Copy each line that has the string "транспортной" somewhere in it.

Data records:
---
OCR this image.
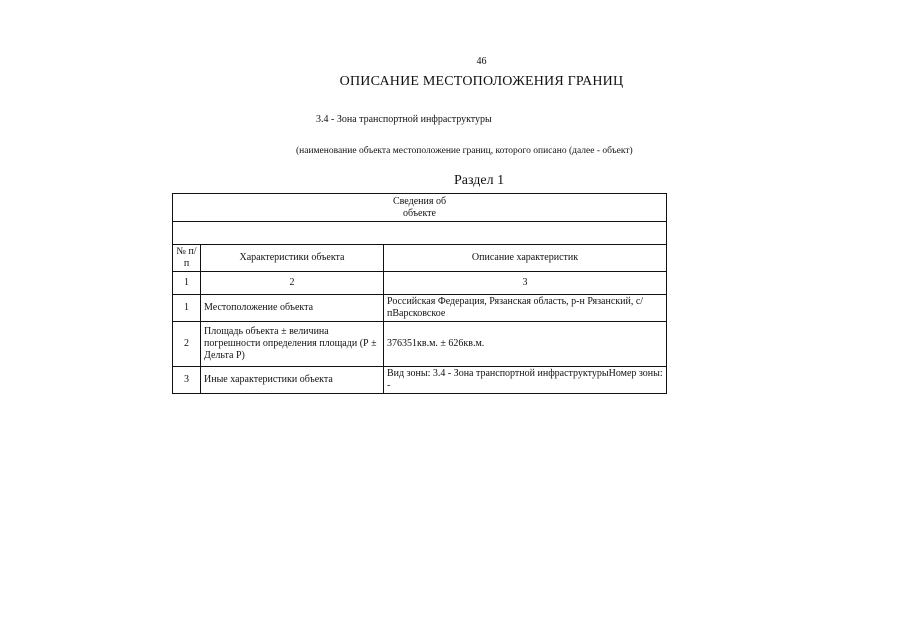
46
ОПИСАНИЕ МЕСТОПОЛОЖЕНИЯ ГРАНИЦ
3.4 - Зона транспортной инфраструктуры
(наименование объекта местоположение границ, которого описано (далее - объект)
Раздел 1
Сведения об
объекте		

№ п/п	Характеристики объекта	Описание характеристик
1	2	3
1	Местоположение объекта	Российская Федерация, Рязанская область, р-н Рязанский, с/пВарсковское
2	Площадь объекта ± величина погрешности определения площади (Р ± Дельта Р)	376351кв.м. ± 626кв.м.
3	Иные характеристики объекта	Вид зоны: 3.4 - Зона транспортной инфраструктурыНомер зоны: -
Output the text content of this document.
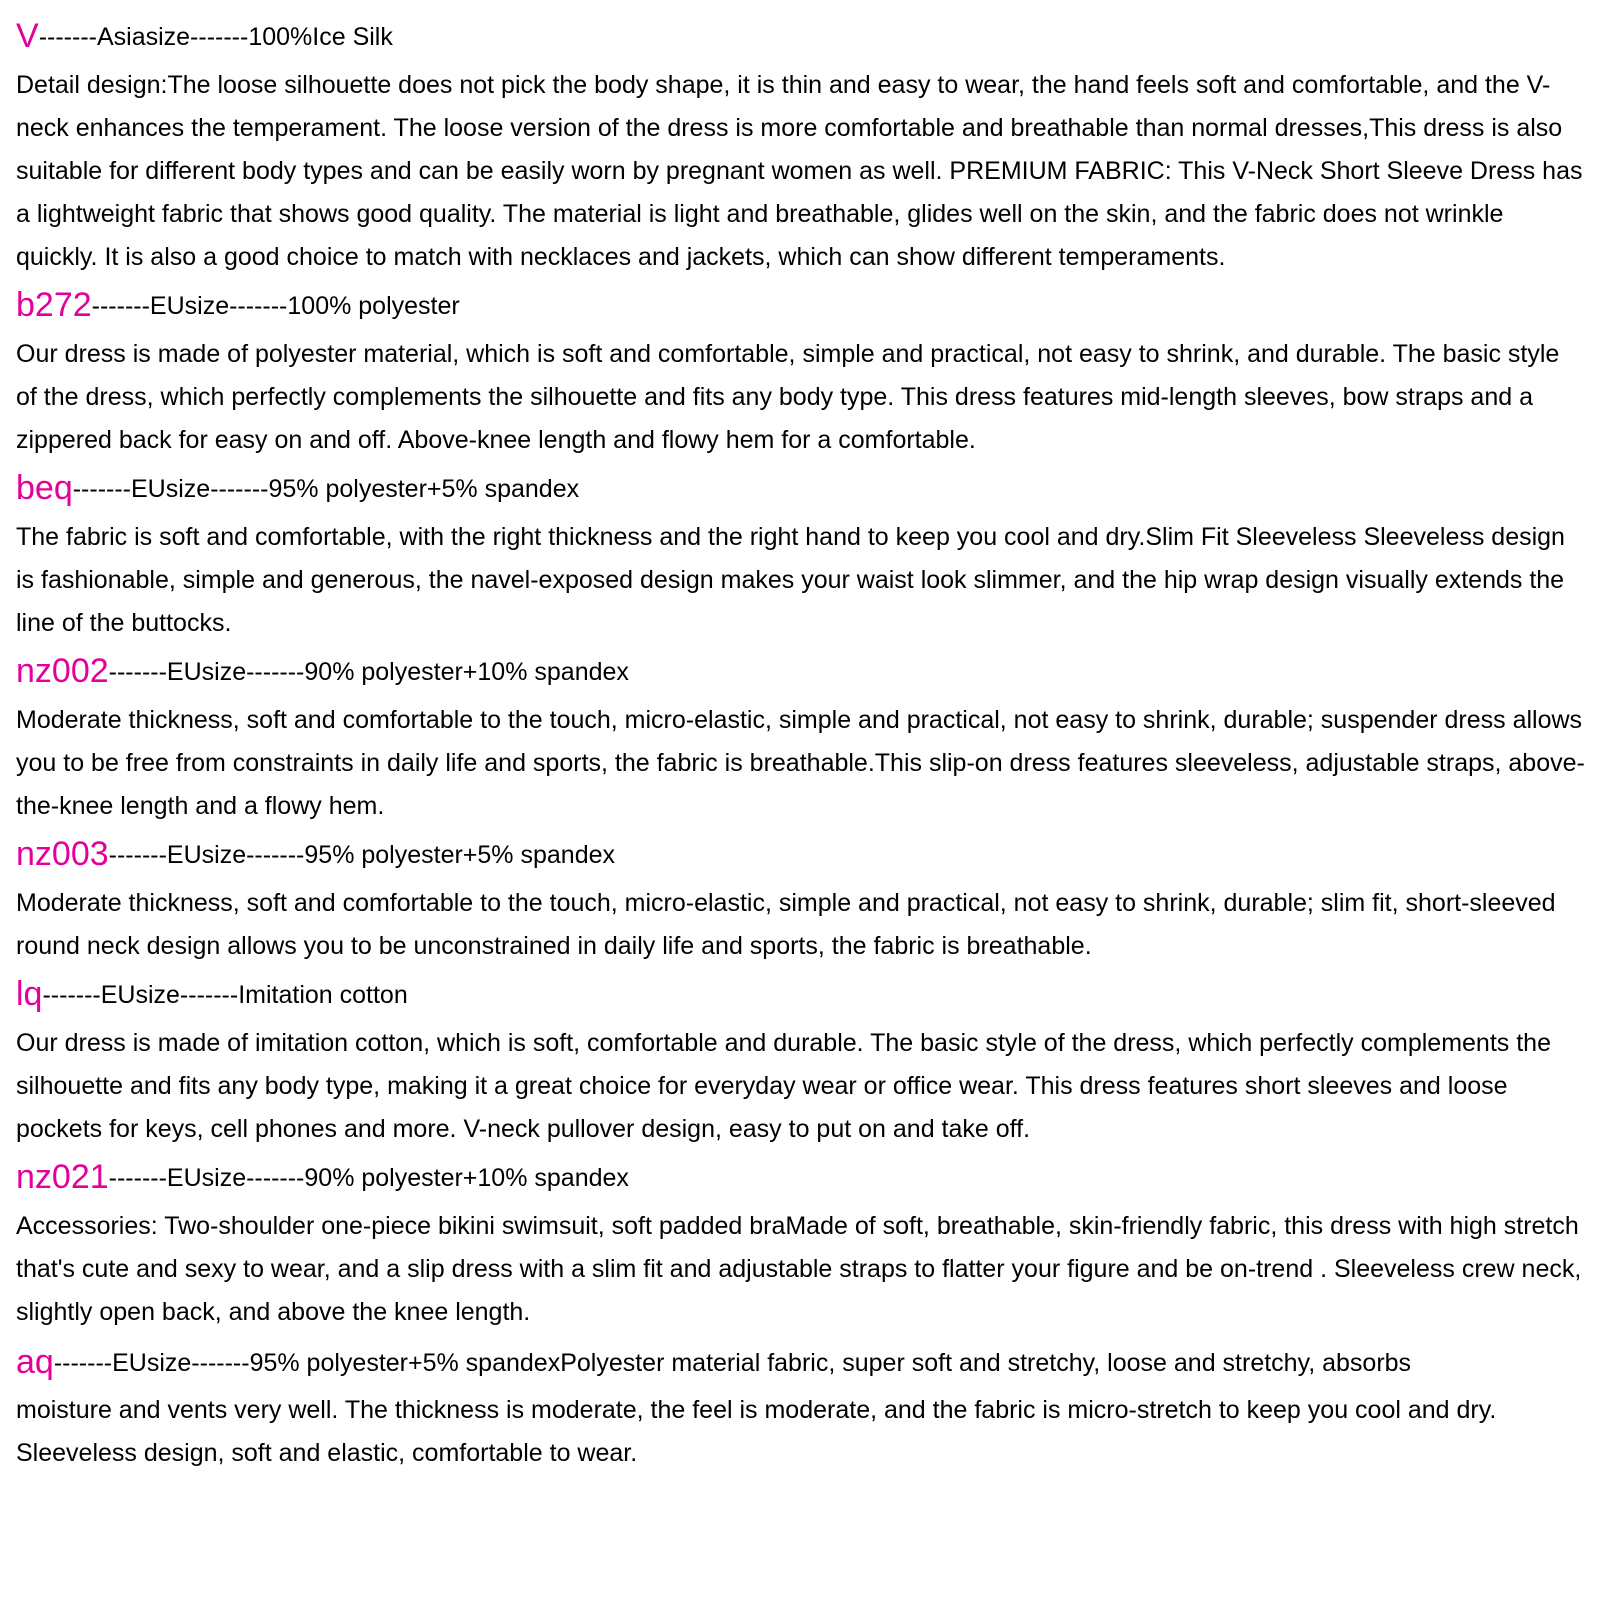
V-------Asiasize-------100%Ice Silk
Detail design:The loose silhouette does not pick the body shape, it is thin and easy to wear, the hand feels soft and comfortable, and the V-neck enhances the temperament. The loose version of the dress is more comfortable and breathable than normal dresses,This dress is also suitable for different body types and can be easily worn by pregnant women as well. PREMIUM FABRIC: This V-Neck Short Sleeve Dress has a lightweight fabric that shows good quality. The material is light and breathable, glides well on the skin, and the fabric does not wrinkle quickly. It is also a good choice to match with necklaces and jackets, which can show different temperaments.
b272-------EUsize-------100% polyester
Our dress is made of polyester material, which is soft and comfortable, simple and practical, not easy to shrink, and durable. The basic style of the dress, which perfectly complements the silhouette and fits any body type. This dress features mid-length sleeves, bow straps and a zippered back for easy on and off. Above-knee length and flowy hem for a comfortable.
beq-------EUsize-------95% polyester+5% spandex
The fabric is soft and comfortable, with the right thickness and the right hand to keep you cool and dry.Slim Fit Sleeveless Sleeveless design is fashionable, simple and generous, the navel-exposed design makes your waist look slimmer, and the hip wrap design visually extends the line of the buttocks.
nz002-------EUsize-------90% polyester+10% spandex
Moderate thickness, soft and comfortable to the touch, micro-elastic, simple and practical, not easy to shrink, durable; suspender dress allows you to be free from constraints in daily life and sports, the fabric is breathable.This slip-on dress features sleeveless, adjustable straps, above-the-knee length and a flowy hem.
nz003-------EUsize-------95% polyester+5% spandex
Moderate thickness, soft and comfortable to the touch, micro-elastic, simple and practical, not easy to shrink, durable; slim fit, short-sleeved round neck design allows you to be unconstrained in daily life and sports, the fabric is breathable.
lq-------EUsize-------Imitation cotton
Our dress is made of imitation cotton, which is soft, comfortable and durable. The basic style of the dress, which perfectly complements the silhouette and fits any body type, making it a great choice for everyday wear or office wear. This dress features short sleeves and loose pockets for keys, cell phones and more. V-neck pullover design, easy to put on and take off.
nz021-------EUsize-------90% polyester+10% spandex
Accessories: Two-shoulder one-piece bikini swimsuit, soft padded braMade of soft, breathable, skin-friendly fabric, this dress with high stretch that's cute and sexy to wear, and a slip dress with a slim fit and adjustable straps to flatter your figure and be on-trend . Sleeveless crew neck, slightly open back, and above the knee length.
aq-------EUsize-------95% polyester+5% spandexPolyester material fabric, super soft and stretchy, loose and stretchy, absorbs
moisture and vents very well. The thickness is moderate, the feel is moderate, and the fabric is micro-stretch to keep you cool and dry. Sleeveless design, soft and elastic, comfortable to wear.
---
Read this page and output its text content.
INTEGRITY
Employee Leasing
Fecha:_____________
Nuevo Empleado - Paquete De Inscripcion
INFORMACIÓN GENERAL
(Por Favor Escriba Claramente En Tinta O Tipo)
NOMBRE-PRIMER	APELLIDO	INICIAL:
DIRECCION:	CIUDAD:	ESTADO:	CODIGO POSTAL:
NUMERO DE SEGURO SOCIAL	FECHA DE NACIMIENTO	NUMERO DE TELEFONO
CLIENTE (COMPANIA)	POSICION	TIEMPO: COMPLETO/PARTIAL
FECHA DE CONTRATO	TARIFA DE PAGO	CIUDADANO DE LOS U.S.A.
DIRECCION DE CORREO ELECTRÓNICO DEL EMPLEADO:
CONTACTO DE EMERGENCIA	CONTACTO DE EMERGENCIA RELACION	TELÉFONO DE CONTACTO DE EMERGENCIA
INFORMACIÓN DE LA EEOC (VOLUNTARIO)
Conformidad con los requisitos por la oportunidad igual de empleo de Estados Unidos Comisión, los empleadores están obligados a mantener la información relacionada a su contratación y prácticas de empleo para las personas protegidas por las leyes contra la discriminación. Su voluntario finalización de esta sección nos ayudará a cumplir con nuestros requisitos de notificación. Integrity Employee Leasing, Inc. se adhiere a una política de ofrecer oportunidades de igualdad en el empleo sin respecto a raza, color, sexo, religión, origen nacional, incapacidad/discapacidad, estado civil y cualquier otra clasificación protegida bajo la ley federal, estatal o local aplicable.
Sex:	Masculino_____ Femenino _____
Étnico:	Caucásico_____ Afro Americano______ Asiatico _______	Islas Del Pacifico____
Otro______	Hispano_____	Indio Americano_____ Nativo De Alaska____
---
» WRITTEN SOLUTION:
3.4 - Зона транспортной инфраструктуры
3	Иные характеристики объекта	Вид зоны: 3.4 - Зона транспортной инфраструктурыНомер зоны: -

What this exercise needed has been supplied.